Convert the data below, from the line containing "immigrants-point xyxy=(599,604,615,621)" through the line containing "french-point xyxy=(35,670,66,700)", into a JSON list of strings with one string per line, leaving out blank lines.

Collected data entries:
● ● ● ● ● ● ●

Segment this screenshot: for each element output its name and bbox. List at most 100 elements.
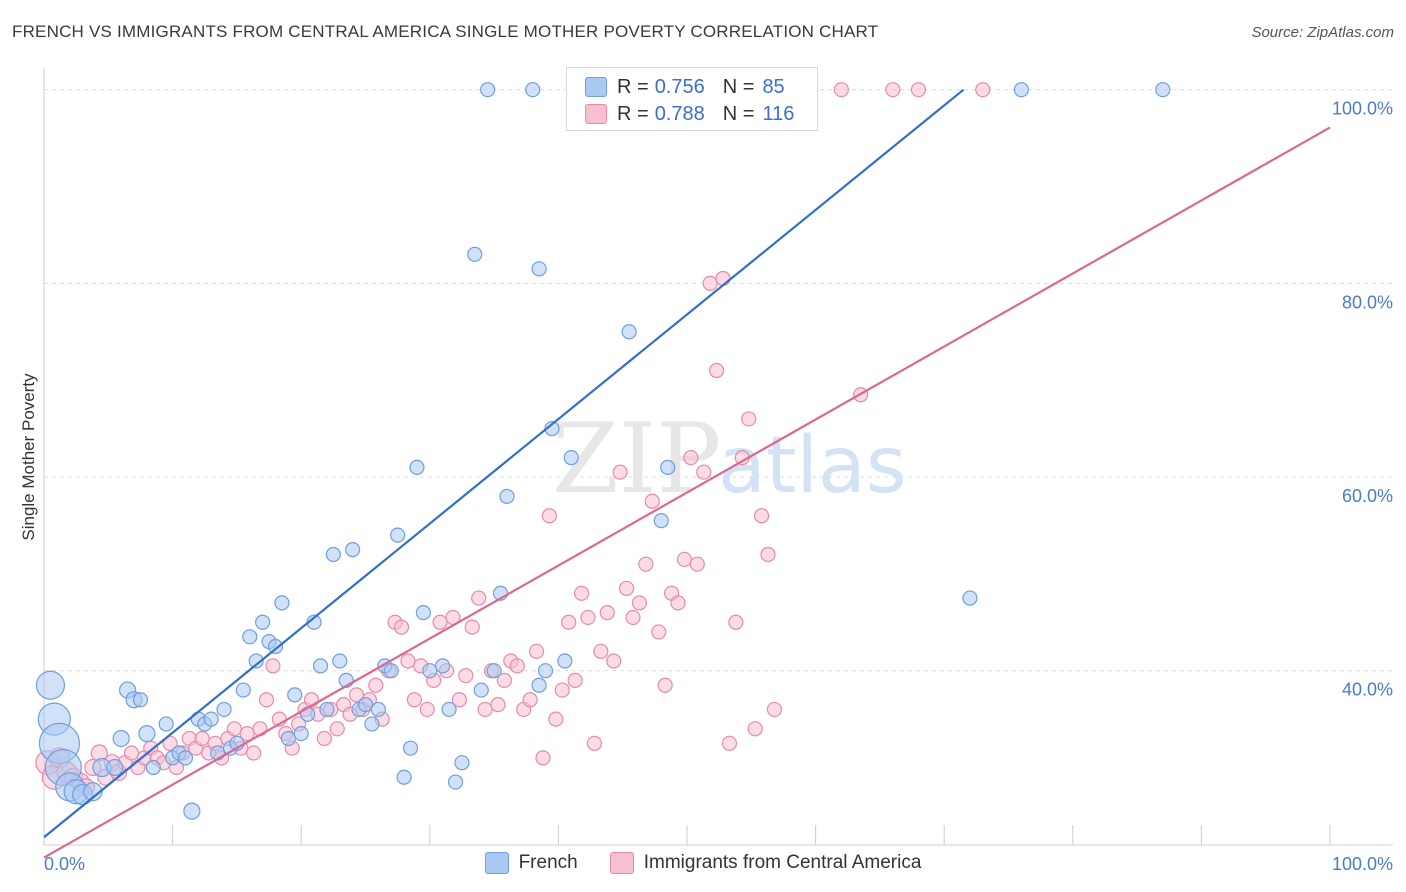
immigrants-point xyxy=(599,604,615,621)
n-label: N = xyxy=(722,102,755,125)
stats-legend-row-immigrants: R = 0.788 N = 116 xyxy=(585,101,794,127)
watermark: ZIP atlas xyxy=(552,403,907,515)
french-point xyxy=(467,246,483,262)
french-point xyxy=(531,677,547,693)
immigrants-point xyxy=(522,692,538,708)
french-point xyxy=(319,701,335,718)
french-point xyxy=(274,595,290,611)
legend-item-french[interactable]: French xyxy=(484,852,578,874)
french-point xyxy=(35,670,66,700)
immigrants-point xyxy=(683,450,699,466)
french-point xyxy=(112,729,130,748)
immigrants-point xyxy=(535,750,551,766)
immigrants-point xyxy=(625,609,641,626)
immigrants-point xyxy=(606,653,622,669)
french-point xyxy=(138,725,156,743)
immigrants-point xyxy=(676,551,693,567)
immigrants-point xyxy=(586,735,603,751)
y-tick-label: 60.0% xyxy=(1342,486,1393,506)
immigrants-point xyxy=(593,643,609,659)
french-point xyxy=(653,513,669,529)
immigrants-point xyxy=(368,677,384,693)
immigrants-point xyxy=(885,82,901,98)
immigrants-point xyxy=(239,726,255,742)
french-point xyxy=(357,696,374,713)
immigrants-point xyxy=(316,730,332,747)
immigrants-point xyxy=(644,493,660,509)
immigrants-point xyxy=(477,701,493,718)
immigrants-point xyxy=(910,82,927,98)
immigrants-point xyxy=(528,643,545,659)
french-point xyxy=(216,701,232,718)
x-tick-label-max: 100.0% xyxy=(1332,854,1393,874)
immigrants-point xyxy=(715,270,731,287)
immigrants-point xyxy=(561,614,577,630)
french-point xyxy=(1155,82,1171,98)
stats-legend-row-french: R = 0.756 N = 85 xyxy=(585,74,785,100)
french-point xyxy=(332,653,348,669)
y-tick-label: 100.0% xyxy=(1332,99,1393,119)
immigrants-point xyxy=(406,692,422,708)
immigrants-point xyxy=(657,677,673,693)
chart-title: FRENCH VS IMMIGRANTS FROM CENTRAL AMERIC… xyxy=(12,22,879,41)
french-point xyxy=(447,774,464,790)
french-point xyxy=(287,687,303,703)
immigrants-legend-swatch xyxy=(609,852,634,874)
watermark-atlas: atlas xyxy=(718,421,907,511)
immigrants-point xyxy=(265,658,281,674)
french-point xyxy=(312,658,329,674)
french-point xyxy=(325,546,341,563)
immigrants-point xyxy=(580,609,596,626)
y-tick-label: 40.0% xyxy=(1342,680,1393,700)
french-swatch xyxy=(585,77,607,97)
immigrants-point xyxy=(638,556,654,572)
y-tick-label: 80.0% xyxy=(1342,292,1393,312)
french-point xyxy=(396,769,412,785)
immigrants-point xyxy=(458,667,474,684)
french-point xyxy=(106,758,124,777)
french-point xyxy=(415,604,431,621)
immigrants-point xyxy=(451,692,467,708)
immigrants-point xyxy=(329,721,345,737)
french-point xyxy=(158,716,174,732)
french-point xyxy=(435,658,451,674)
y-axis-label: Single Mother Poverty xyxy=(19,373,38,541)
french-point xyxy=(248,653,264,669)
immigrants-point xyxy=(471,590,487,606)
french-point xyxy=(390,527,406,543)
immigrants-point xyxy=(567,672,583,688)
french-point xyxy=(422,663,438,679)
french-point xyxy=(563,450,579,466)
grid-lines xyxy=(44,89,1393,672)
french-point xyxy=(345,542,361,558)
immigrants-point xyxy=(258,692,275,708)
immigrants-point xyxy=(696,464,712,480)
french-point xyxy=(235,682,251,698)
immigrants-point xyxy=(400,653,416,669)
french-point xyxy=(499,488,515,504)
french-point xyxy=(383,663,399,679)
immigrants-point xyxy=(123,745,140,761)
french-r-value: 0.756 xyxy=(654,75,705,98)
immigrants-point xyxy=(753,508,770,524)
immigrants-point xyxy=(670,595,686,611)
immigrants-n-value: 116 xyxy=(762,102,795,125)
french-point xyxy=(473,682,489,698)
immigrants-point xyxy=(702,275,718,291)
french-point xyxy=(621,324,637,340)
immigrants-point xyxy=(496,672,512,688)
trend-lines xyxy=(43,88,1331,859)
french-point xyxy=(267,638,284,655)
immigrants-point xyxy=(509,658,525,674)
legend-item-immigrants[interactable]: Immigrants from Central America xyxy=(609,852,922,874)
legend-label-immigrants: Immigrants from Central America xyxy=(643,852,922,873)
french-n-value: 85 xyxy=(762,75,785,98)
immigrants-trend-line xyxy=(43,126,1331,859)
french-point xyxy=(480,82,496,98)
immigrants-point xyxy=(464,619,480,635)
french-point xyxy=(255,614,271,630)
immigrants-point xyxy=(747,721,763,737)
french-point xyxy=(183,802,201,820)
immigrants-point xyxy=(833,82,849,98)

● ● ● ● ● ● ●

Result below —
[
  "immigrants-point xyxy=(599,604,615,621)",
  "n-label: N = xyxy=(722,102,755,125)",
  "stats-legend-row-immigrants: R = 0.788 N = 116 xyxy=(585,101,794,127)",
  "watermark: ZIP atlas xyxy=(552,403,907,515)",
  "french-point xyxy=(467,246,483,262)",
  "french-point xyxy=(531,677,547,693)",
  "immigrants-point xyxy=(522,692,538,708)",
  "french-point xyxy=(319,701,335,718)",
  "french-point xyxy=(274,595,290,611)",
  "legend-item-french[interactable]: French xyxy=(484,852,578,874)",
  "french-point xyxy=(35,670,66,700)"
]